▶ [Text extract]:
"""

Born: St. Gilgen, baptized December 25, 1720
Died: Paris, July 3, 1778

Anna Maria Mozart, depicted in an unsigned portrait painted around 1775.
Anna Maria Mozart

She was baptized on Christmas Day, 1720, in the parish church of St. Gilgen. The entry in the church register duly notes that she was the daughter of Eva Rosina and Nicolaus Pertl, deputy prefect of Hildenstein. Years later, an anonymous hand would add: "Mother of the famous Mozart."

Despite this quite legitimate claim to fame, Anna Maria Mozart remains mostly an unknown quantity, a background presence that rarely takes center stage in accounts of her son's life. Even her name has been the cause of some confusion. Whether through carelessness on the part of parish scribes, or because names once were more malleable than they are now, she is just as likely to be referred to as Maria Anna Mozart.

She married Leopold Mozart on November 21, 1747. Five of their children died in infancy. The strongest survived six months, the weakest six days. Though such a high infant mortality rate may seem shocking to us, in those days it was commonplace and presumably was accepted by Anna Maria and her husband without question or undue heartache. By some miracle, two children survived: Maria Anna Walburga Ignatia and Johann Chrysostom Wolfgang Gottlieb.

"""

▶ [Problem]: Write out the passage of the Anna Maria Mozart sketch from "She was baptized" up to and including "Maria Anna Mozart.", word for word.

▶ [Information shown]:
"""

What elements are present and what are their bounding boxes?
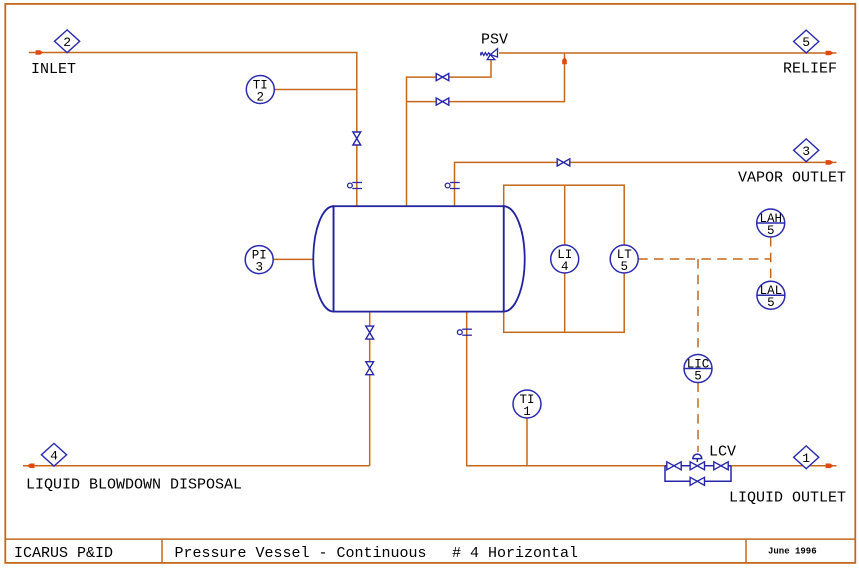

"""

▶ [Solution for this exercise]:
She was baptized on Christmas Day, 1720, in the parish church of St. Gilgen. The entry in the church register duly notes that she was the daughter of Eva Rosina and Nicolaus Pertl, deputy prefect of Hildenstein. Years later, an anonymous hand would add: "Mother of the famous Mozart."

Despite this quite legitimate claim to fame, Anna Maria Mozart remains mostly an unknown quantity, a background presence that rarely takes center stage in accounts of her son's life. Even her name has been the cause of some confusion. Whether through carelessness on the part of parish scribes, or because names once were more malleable than they are now, she is just as likely to be referred to as Maria Anna Mozart.